Task description: What follows is a listing. Return every line of it exactly.

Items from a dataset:
####
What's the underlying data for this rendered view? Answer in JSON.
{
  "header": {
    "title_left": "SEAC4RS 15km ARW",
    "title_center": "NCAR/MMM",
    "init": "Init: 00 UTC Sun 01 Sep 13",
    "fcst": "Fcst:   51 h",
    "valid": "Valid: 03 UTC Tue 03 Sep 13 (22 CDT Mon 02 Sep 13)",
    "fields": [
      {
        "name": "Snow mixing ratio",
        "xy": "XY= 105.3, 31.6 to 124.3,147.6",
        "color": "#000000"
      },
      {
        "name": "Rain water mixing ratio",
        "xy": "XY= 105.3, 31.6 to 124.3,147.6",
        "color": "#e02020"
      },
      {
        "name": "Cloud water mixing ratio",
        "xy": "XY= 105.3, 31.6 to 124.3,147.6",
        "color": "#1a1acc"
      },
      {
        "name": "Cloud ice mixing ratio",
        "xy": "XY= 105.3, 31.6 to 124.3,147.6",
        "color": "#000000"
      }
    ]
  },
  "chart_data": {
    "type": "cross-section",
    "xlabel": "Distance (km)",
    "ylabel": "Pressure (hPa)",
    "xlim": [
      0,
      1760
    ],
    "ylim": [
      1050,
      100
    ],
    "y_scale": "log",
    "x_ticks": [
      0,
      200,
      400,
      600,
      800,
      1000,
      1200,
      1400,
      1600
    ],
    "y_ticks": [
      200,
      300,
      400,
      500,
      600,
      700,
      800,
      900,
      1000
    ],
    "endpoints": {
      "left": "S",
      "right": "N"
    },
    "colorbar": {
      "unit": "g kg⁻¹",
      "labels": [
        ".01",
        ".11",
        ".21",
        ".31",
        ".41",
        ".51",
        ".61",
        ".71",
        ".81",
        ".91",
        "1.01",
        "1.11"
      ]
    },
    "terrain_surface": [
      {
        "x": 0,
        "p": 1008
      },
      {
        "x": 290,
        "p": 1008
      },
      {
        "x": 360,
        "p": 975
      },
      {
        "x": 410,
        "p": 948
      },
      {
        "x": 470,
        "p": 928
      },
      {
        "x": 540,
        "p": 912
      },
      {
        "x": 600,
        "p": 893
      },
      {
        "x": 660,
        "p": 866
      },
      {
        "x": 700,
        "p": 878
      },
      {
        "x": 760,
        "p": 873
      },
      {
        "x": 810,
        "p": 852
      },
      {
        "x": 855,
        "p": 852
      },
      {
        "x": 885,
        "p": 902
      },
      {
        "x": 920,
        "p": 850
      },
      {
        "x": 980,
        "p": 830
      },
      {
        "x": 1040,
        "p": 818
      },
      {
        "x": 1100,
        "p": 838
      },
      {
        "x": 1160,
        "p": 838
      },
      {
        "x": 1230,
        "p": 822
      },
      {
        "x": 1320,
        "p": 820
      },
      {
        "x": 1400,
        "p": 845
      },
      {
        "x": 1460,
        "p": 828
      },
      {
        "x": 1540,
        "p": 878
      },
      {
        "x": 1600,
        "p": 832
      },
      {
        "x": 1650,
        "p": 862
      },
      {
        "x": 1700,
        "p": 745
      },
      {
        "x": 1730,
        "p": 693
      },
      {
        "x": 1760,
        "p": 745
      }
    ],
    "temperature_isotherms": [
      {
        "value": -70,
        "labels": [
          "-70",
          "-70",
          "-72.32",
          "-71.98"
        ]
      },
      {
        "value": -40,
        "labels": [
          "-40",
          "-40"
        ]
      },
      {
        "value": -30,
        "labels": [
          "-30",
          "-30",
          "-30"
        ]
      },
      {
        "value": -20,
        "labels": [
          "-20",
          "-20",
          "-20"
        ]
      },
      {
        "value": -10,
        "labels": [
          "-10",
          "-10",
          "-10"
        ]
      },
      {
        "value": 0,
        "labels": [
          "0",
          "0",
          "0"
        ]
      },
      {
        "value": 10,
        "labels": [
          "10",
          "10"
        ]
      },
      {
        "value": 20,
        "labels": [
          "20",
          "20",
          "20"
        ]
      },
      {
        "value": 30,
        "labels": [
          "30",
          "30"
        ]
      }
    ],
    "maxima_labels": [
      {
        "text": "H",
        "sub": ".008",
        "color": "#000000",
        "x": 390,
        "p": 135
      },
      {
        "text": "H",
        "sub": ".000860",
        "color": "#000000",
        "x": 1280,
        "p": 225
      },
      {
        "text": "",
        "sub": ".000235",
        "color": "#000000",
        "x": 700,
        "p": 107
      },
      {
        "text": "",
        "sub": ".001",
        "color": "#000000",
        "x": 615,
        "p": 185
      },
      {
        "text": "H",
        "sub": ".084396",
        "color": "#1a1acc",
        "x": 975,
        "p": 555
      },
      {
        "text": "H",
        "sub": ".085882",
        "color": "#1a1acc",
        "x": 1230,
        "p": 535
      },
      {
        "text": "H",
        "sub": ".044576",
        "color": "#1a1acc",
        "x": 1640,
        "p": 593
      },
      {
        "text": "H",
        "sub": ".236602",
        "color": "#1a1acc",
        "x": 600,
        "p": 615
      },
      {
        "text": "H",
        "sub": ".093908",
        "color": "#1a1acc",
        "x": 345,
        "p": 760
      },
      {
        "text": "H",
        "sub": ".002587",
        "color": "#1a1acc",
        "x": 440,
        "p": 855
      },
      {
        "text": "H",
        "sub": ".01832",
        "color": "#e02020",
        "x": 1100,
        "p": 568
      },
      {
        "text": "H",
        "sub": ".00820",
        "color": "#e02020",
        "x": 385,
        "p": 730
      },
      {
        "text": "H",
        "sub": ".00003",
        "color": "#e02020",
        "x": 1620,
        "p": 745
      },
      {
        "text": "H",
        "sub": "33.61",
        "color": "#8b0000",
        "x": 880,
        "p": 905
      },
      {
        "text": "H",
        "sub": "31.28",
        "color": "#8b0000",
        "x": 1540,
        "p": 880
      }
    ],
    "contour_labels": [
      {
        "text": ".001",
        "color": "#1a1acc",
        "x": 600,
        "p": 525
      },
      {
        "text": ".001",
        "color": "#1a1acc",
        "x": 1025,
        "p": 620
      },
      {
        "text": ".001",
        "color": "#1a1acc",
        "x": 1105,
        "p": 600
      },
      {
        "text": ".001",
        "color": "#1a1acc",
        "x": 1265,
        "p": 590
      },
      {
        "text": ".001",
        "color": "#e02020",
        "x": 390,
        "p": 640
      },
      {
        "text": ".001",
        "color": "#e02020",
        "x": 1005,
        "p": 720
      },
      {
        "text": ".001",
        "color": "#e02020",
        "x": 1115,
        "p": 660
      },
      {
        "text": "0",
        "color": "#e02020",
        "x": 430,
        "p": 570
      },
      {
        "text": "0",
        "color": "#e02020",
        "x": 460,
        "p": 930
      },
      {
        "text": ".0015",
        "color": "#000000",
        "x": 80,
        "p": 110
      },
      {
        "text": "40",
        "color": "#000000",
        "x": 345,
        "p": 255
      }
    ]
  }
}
####
Written response:
What's the underlying data for this rendered view? Answer in JSON.
{
  "header": {
    "title_left": "SEAC4RS 15km ARW",
    "title_center": "NCAR/MMM",
    "init": "Init: 00 UTC Sun 01 Sep 13",
    "fcst": "Fcst:   51 h",
    "valid": "Valid: 03 UTC Tue 03 Sep 13 (22 CDT Mon 02 Sep 13)",
    "fields": [
      {
        "name": "Snow mixing ratio",
        "xy": "XY= 105.3, 31.6 to 124.3,147.6",
        "color": "#000000"
      },
      {
        "name": "Rain water mixing ratio",
        "xy": "XY= 105.3, 31.6 to 124.3,147.6",
        "color": "#e02020"
      },
      {
        "name": "Cloud water mixing ratio",
        "xy": "XY= 105.3, 31.6 to 124.3,147.6",
        "color": "#1a1acc"
      },
      {
        "name": "Cloud ice mixing ratio",
        "xy": "XY= 105.3, 31.6 to 124.3,147.6",
        "color": "#000000"
      }
    ]
  },
  "chart_data": {
    "type": "cross-section",
    "xlabel": "Distance (km)",
    "ylabel": "Pressure (hPa)",
    "xlim": [
      0,
      1760
    ],
    "ylim": [
      1050,
      100
    ],
    "y_scale": "log",
    "x_ticks": [
      0,
      200,
      400,
      600,
      800,
      1000,
      1200,
      1400,
      1600
    ],
    "y_ticks": [
      200,
      300,
      400,
      500,
      600,
      700,
      800,
      900,
      1000
    ],
    "endpoints": {
      "left": "S",
      "right": "N"
    },
    "colorbar": {
      "unit": "g kg⁻¹",
      "labels": [
        ".01",
        ".11",
        ".21",
        ".31",
        ".41",
        ".51",
        ".61",
        ".71",
        ".81",
        ".91",
        "1.01",
        "1.11"
      ]
    },
    "terrain_surface": [
      {
        "x": 0,
        "p": 1008
      },
      {
        "x": 290,
        "p": 1008
      },
      {
        "x": 360,
        "p": 975
      },
      {
        "x": 410,
        "p": 948
      },
      {
        "x": 470,
        "p": 928
      },
      {
        "x": 540,
        "p": 912
      },
      {
        "x": 600,
        "p": 893
      },
      {
        "x": 660,
        "p": 866
      },
      {
        "x": 700,
        "p": 878
      },
      {
        "x": 760,
        "p": 873
      },
      {
        "x": 810,
        "p": 852
      },
      {
        "x": 855,
        "p": 852
      },
      {
        "x": 885,
        "p": 902
      },
      {
        "x": 920,
        "p": 850
      },
      {
        "x": 980,
        "p": 830
      },
      {
        "x": 1040,
        "p": 818
      },
      {
        "x": 1100,
        "p": 838
      },
      {
        "x": 1160,
        "p": 838
      },
      {
        "x": 1230,
        "p": 822
      },
      {
        "x": 1320,
        "p": 820
      },
      {
        "x": 1400,
        "p": 845
      },
      {
        "x": 1460,
        "p": 828
      },
      {
        "x": 1540,
        "p": 878
      },
      {
        "x": 1600,
        "p": 832
      },
      {
        "x": 1650,
        "p": 862
      },
      {
        "x": 1700,
        "p": 745
      },
      {
        "x": 1730,
        "p": 693
      },
      {
        "x": 1760,
        "p": 745
      }
    ],
    "temperature_isotherms": [
      {
        "value": -70,
        "labels": [
          "-70",
          "-70",
          "-72.32",
          "-71.98"
        ]
      },
      {
        "value": -40,
        "labels": [
          "-40",
          "-40"
        ]
      },
      {
        "value": -30,
        "labels": [
          "-30",
          "-30",
          "-30"
        ]
      },
      {
        "value": -20,
        "labels": [
          "-20",
          "-20",
          "-20"
        ]
      },
      {
        "value": -10,
        "labels": [
          "-10",
          "-10",
          "-10"
        ]
      },
      {
        "value": 0,
        "labels": [
          "0",
          "0",
          "0"
        ]
      },
      {
        "value": 10,
        "labels": [
          "10",
          "10"
        ]
      },
      {
        "value": 20,
        "labels": [
          "20",
          "20",
          "20"
        ]
      },
      {
        "value": 30,
        "labels": [
          "30",
          "30"
        ]
      }
    ],
    "maxima_labels": [
      {
        "text": "H",
        "sub": ".008",
        "color": "#000000",
        "x": 390,
        "p": 135
      },
      {
        "text": "H",
        "sub": ".000860",
        "color": "#000000",
        "x": 1280,
        "p": 225
      },
      {
        "text": "",
        "sub": ".000235",
        "color": "#000000",
        "x": 700,
        "p": 107
      },
      {
        "text": "",
        "sub": ".001",
        "color": "#000000",
        "x": 615,
        "p": 185
      },
      {
        "text": "H",
        "sub": ".084396",
        "color": "#1a1acc",
        "x": 975,
        "p": 555
      },
      {
        "text": "H",
        "sub": ".085882",
        "color": "#1a1acc",
        "x": 1230,
        "p": 535
      },
      {
        "text": "H",
        "sub": ".044576",
        "color": "#1a1acc",
        "x": 1640,
        "p": 593
      },
      {
        "text": "H",
        "sub": ".236602",
        "color": "#1a1acc",
        "x": 600,
        "p": 615
      },
      {
        "text": "H",
        "sub": ".093908",
        "color": "#1a1acc",
        "x": 345,
        "p": 760
      },
      {
        "text": "H",
        "sub": ".002587",
        "color": "#1a1acc",
        "x": 440,
        "p": 855
      },
      {
        "text": "H",
        "sub": ".01832",
        "color": "#e02020",
        "x": 1100,
        "p": 568
      },
      {
        "text": "H",
        "sub": ".00820",
        "color": "#e02020",
        "x": 385,
        "p": 730
      },
      {
        "text": "H",
        "sub": ".00003",
        "color": "#e02020",
        "x": 1620,
        "p": 745
      },
      {
        "text": "H",
        "sub": "33.61",
        "color": "#8b0000",
        "x": 880,
        "p": 905
      },
      {
        "text": "H",
        "sub": "31.28",
        "color": "#8b0000",
        "x": 1540,
        "p": 880
      }
    ],
    "contour_labels": [
      {
        "text": ".001",
        "color": "#1a1acc",
        "x": 600,
        "p": 525
      },
      {
        "text": ".001",
        "color": "#1a1acc",
        "x": 1025,
        "p": 620
      },
      {
        "text": ".001",
        "color": "#1a1acc",
        "x": 1105,
        "p": 600
      },
      {
        "text": ".001",
        "color": "#1a1acc",
        "x": 1265,
        "p": 590
      },
      {
        "text": ".001",
        "color": "#e02020",
        "x": 390,
        "p": 640
      },
      {
        "text": ".001",
        "color": "#e02020",
        "x": 1005,
        "p": 720
      },
      {
        "text": ".001",
        "color": "#e02020",
        "x": 1115,
        "p": 660
      },
      {
        "text": "0",
        "color": "#e02020",
        "x": 430,
        "p": 570
      },
      {
        "text": "0",
        "color": "#e02020",
        "x": 460,
        "p": 930
      },
      {
        "text": ".0015",
        "color": "#000000",
        "x": 80,
        "p": 110
      },
      {
        "text": "40",
        "color": "#000000",
        "x": 345,
        "p": 255
      }
    ]
  }
}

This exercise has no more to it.